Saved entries
---

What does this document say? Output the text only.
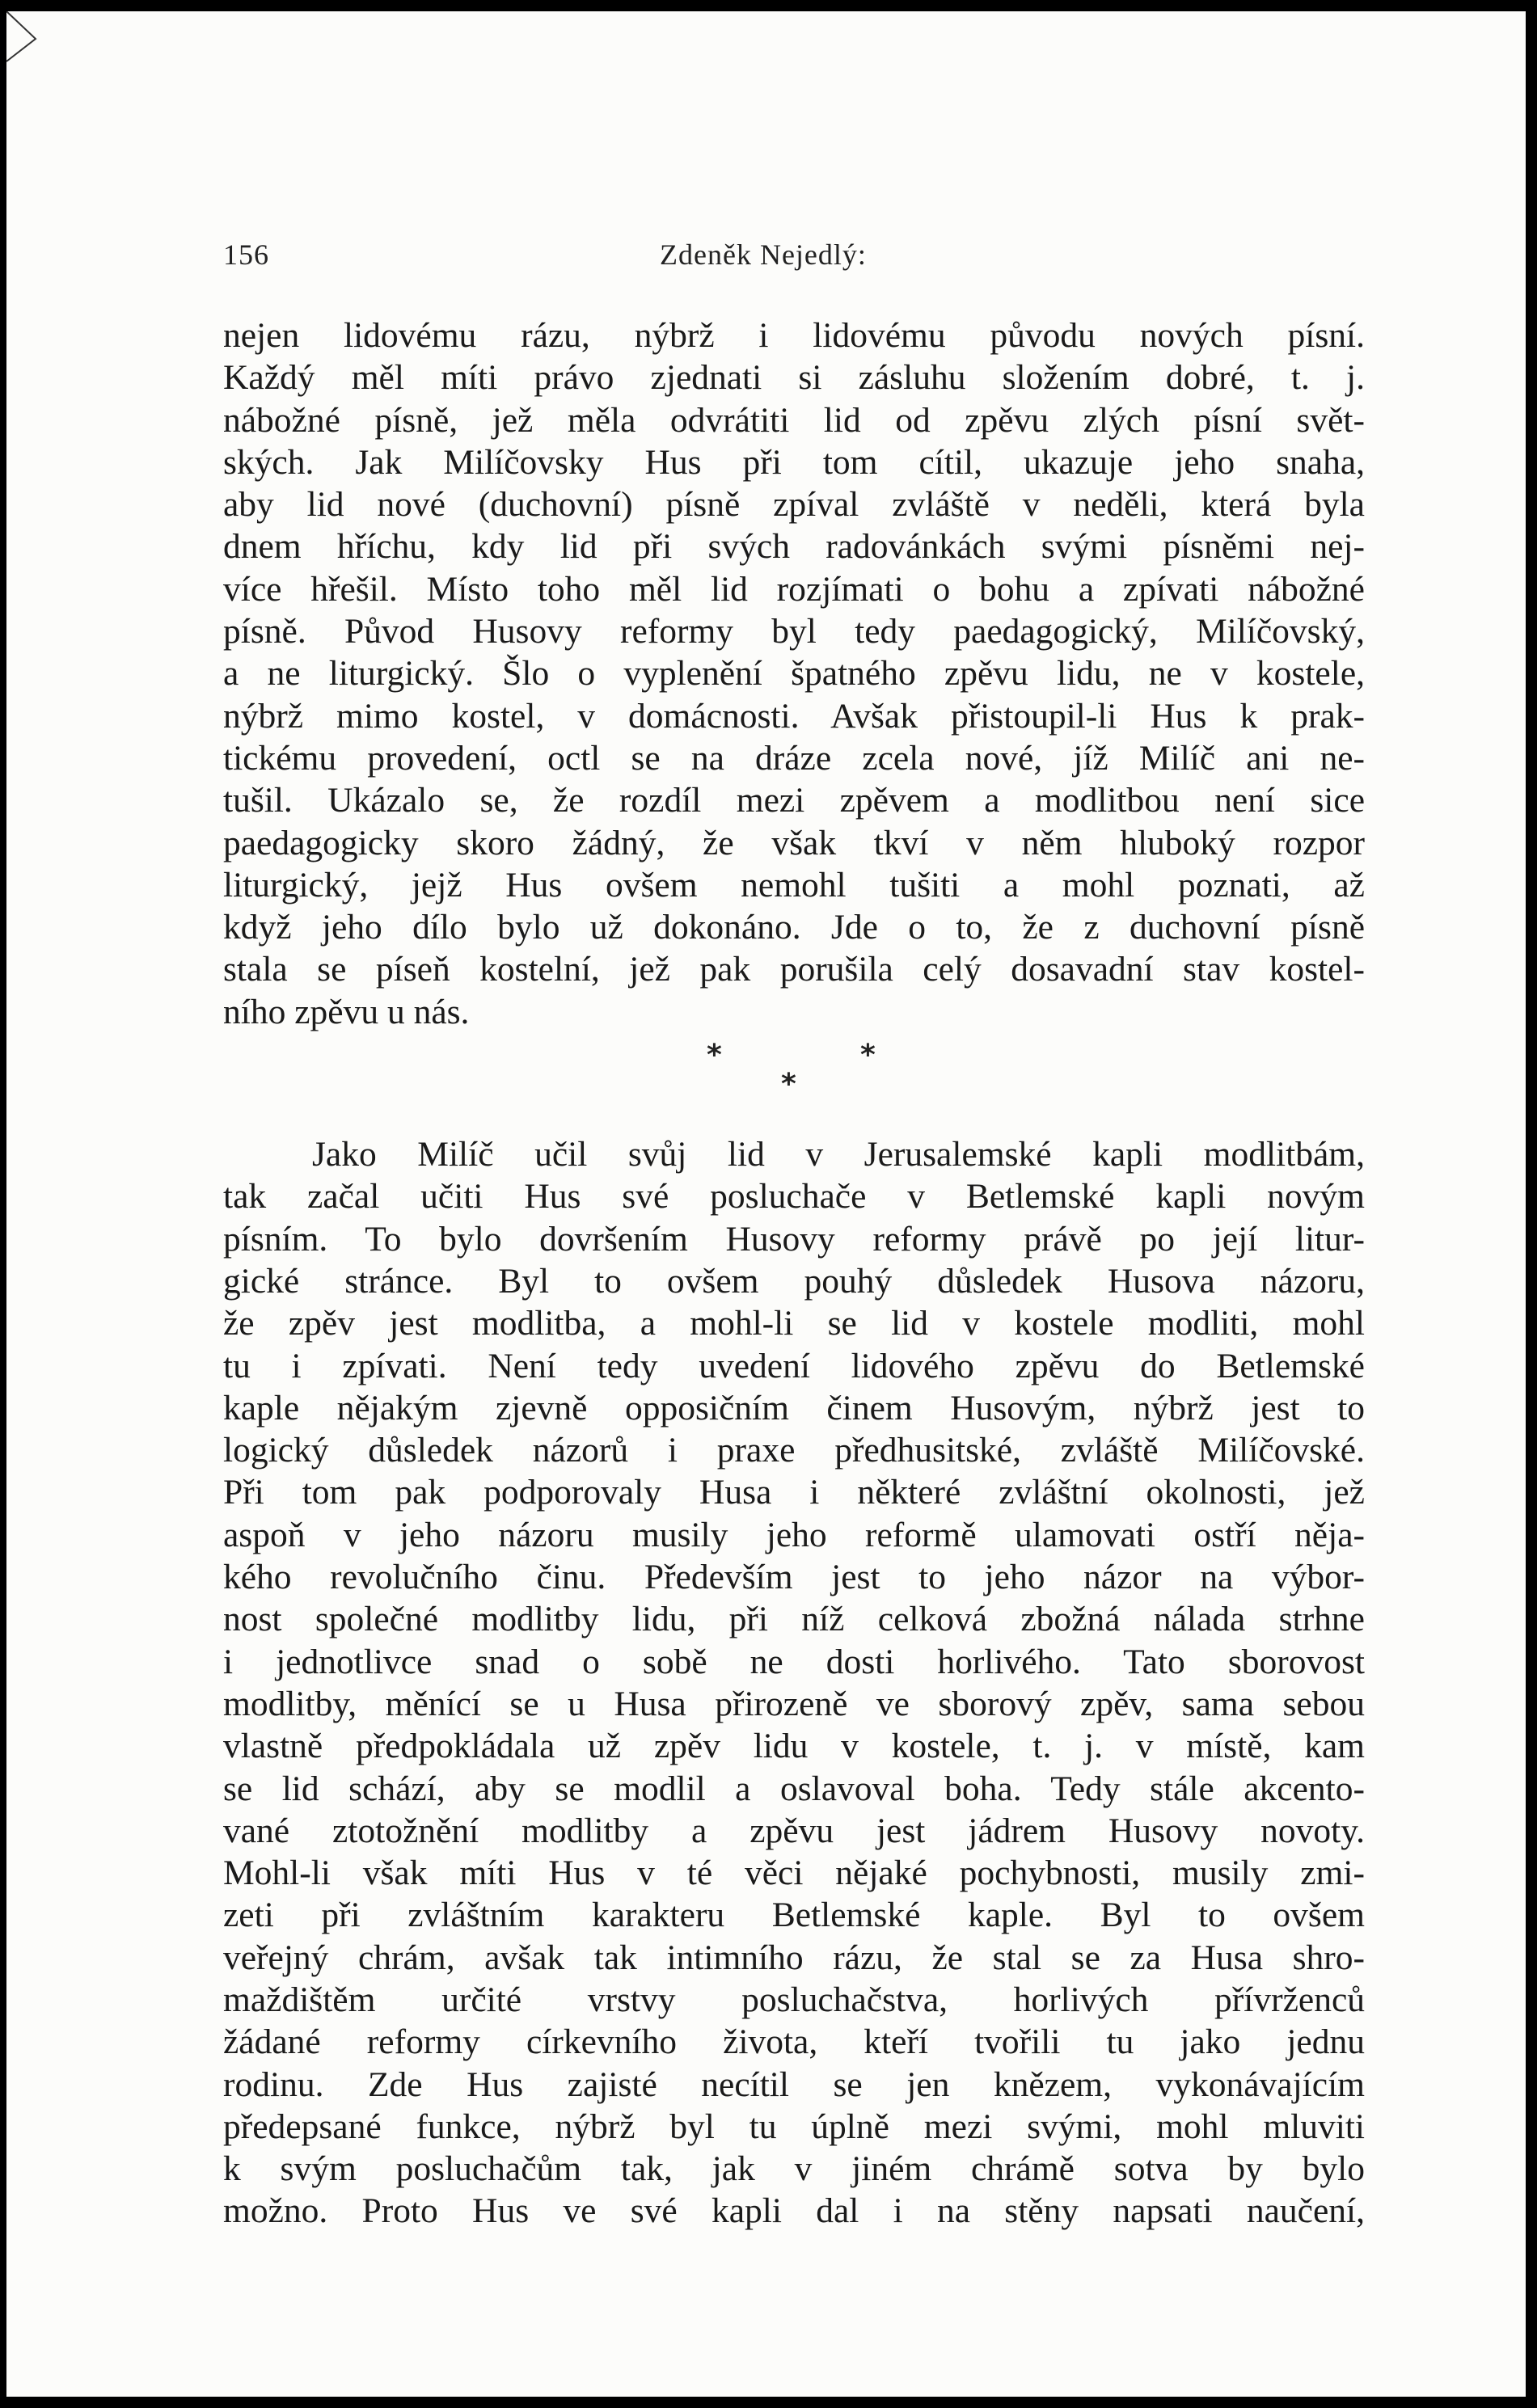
156	Zdeněk Nejedlý:
nejen lidovému rázu, nýbrž i lidovému původu nových písní.
Každý měl míti právo zjednati si zásluhu složením dobré, t. j.
nábožné písně, jež měla odvrátiti lid od zpěvu zlých písní svět-
ských. Jak Milíčovsky Hus při tom cítil, ukazuje jeho snaha,
aby lid nové (duchovní) písně zpíval zvláště v neděli, která byla
dnem hříchu, kdy lid při svých radovánkách svými písněmi nej-
více hřešil. Místo toho měl lid rozjímati o bohu a zpívati nábožné
písně. Původ Husovy reformy byl tedy paedagogický, Milíčovský,
a ne liturgický. Šlo o vyplenění špatného zpěvu lidu, ne v kostele,
nýbrž mimo kostel, v domácnosti. Avšak přistoupil-li Hus k prak-
tickému provedení, octl se na dráze zcela nové, jíž Milíč ani ne-
tušil. Ukázalo se, že rozdíl mezi zpěvem a modlitbou není sice
paedagogicky skoro žádný, že však tkví v něm hluboký rozpor
liturgický, jejž Hus ovšem nemohl tušiti a mohl poznati, až
když jeho dílo bylo už dokonáno. Jde o to, že z duchovní písně
stala se píseň kostelní, jež pak porušila celý dosavadní stav kostel-
ního zpěvu u nás.
*
*
*
Jako Milíč učil svůj lid v Jerusalemské kapli modlitbám,
tak začal učiti Hus své posluchače v Betlemské kapli novým
písním. To bylo dovršením Husovy reformy právě po její litur-
gické stránce. Byl to ovšem pouhý důsledek Husova názoru,
že zpěv jest modlitba, a mohl-li se lid v kostele modliti, mohl
tu i zpívati. Není tedy uvedení lidového zpěvu do Betlemské
kaple nějakým zjevně opposičním činem Husovým, nýbrž jest to
logický důsledek názorů i praxe předhusitské, zvláště Milíčovské.
Při tom pak podporovaly Husa i některé zvláštní okolnosti, jež
aspoň v jeho názoru musily jeho reformě ulamovati ostří něja-
kého revolučního činu. Především jest to jeho názor na výbor-
nost společné modlitby lidu, při níž celková zbožná nálada strhne
i jednotlivce snad o sobě ne dosti horlivého. Tato sborovost
modlitby, měnící se u Husa přirozeně ve sborový zpěv, sama sebou
vlastně předpokládala už zpěv lidu v kostele, t. j. v místě, kam
se lid schází, aby se modlil a oslavoval boha. Tedy stále akcento-
vané ztotožnění modlitby a zpěvu jest jádrem Husovy novoty.
Mohl-li však míti Hus v té věci nějaké pochybnosti, musily zmi-
zeti při zvláštním karakteru Betlemské kaple. Byl to ovšem
veřejný chrám, avšak tak intimního rázu, že stal se za Husa shro-
maždištěm určité vrstvy posluchačstva, horlivých přívrženců
žádané reformy církevního života, kteří tvořili tu jako jednu
rodinu. Zde Hus zajisté necítil se jen knězem, vykonávajícím
předepsané funkce, nýbrž byl tu úplně mezi svými, mohl mluviti
k svým posluchačům tak, jak v jiném chrámě sotva by bylo
možno. Proto Hus ve své kapli dal i na stěny napsati naučení,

---

Every entry must be written out exactly, with all pictures left out.

→ THE RESULT:
What does this document say? Output the text only.
156	Zdeněk Nejedlý:
nejen lidovému rázu, nýbrž i lidovému původu nových písní.
Každý měl míti právo zjednati si zásluhu složením dobré, t. j.
nábožné písně, jež měla odvrátiti lid od zpěvu zlých písní svět-
ských. Jak Milíčovsky Hus při tom cítil, ukazuje jeho snaha,
aby lid nové (duchovní) písně zpíval zvláště v neděli, která byla
dnem hříchu, kdy lid při svých radovánkách svými písněmi nej-
více hřešil. Místo toho měl lid rozjímati o bohu a zpívati nábožné
písně. Původ Husovy reformy byl tedy paedagogický, Milíčovský,
a ne liturgický. Šlo o vyplenění špatného zpěvu lidu, ne v kostele,
nýbrž mimo kostel, v domácnosti. Avšak přistoupil-li Hus k prak-
tickému provedení, octl se na dráze zcela nové, jíž Milíč ani ne-
tušil. Ukázalo se, že rozdíl mezi zpěvem a modlitbou není sice
paedagogicky skoro žádný, že však tkví v něm hluboký rozpor
liturgický, jejž Hus ovšem nemohl tušiti a mohl poznati, až
když jeho dílo bylo už dokonáno. Jde o to, že z duchovní písně
stala se píseň kostelní, jež pak porušila celý dosavadní stav kostel-
ního zpěvu u nás.
*
*
*
Jako Milíč učil svůj lid v Jerusalemské kapli modlitbám,
tak začal učiti Hus své posluchače v Betlemské kapli novým
písním. To bylo dovršením Husovy reformy právě po její litur-
gické stránce. Byl to ovšem pouhý důsledek Husova názoru,
že zpěv jest modlitba, a mohl-li se lid v kostele modliti, mohl
tu i zpívati. Není tedy uvedení lidového zpěvu do Betlemské
kaple nějakým zjevně opposičním činem Husovým, nýbrž jest to
logický důsledek názorů i praxe předhusitské, zvláště Milíčovské.
Při tom pak podporovaly Husa i některé zvláštní okolnosti, jež
aspoň v jeho názoru musily jeho reformě ulamovati ostří něja-
kého revolučního činu. Především jest to jeho názor na výbor-
nost společné modlitby lidu, při níž celková zbožná nálada strhne
i jednotlivce snad o sobě ne dosti horlivého. Tato sborovost
modlitby, měnící se u Husa přirozeně ve sborový zpěv, sama sebou
vlastně předpokládala už zpěv lidu v kostele, t. j. v místě, kam
se lid schází, aby se modlil a oslavoval boha. Tedy stále akcento-
vané ztotožnění modlitby a zpěvu jest jádrem Husovy novoty.
Mohl-li však míti Hus v té věci nějaké pochybnosti, musily zmi-
zeti při zvláštním karakteru Betlemské kaple. Byl to ovšem
veřejný chrám, avšak tak intimního rázu, že stal se za Husa shro-
maždištěm určité vrstvy posluchačstva, horlivých přívrženců
žádané reformy církevního života, kteří tvořili tu jako jednu
rodinu. Zde Hus zajisté necítil se jen knězem, vykonávajícím
předepsané funkce, nýbrž byl tu úplně mezi svými, mohl mluviti
k svým posluchačům tak, jak v jiném chrámě sotva by bylo
možno. Proto Hus ve své kapli dal i na stěny napsati naučení,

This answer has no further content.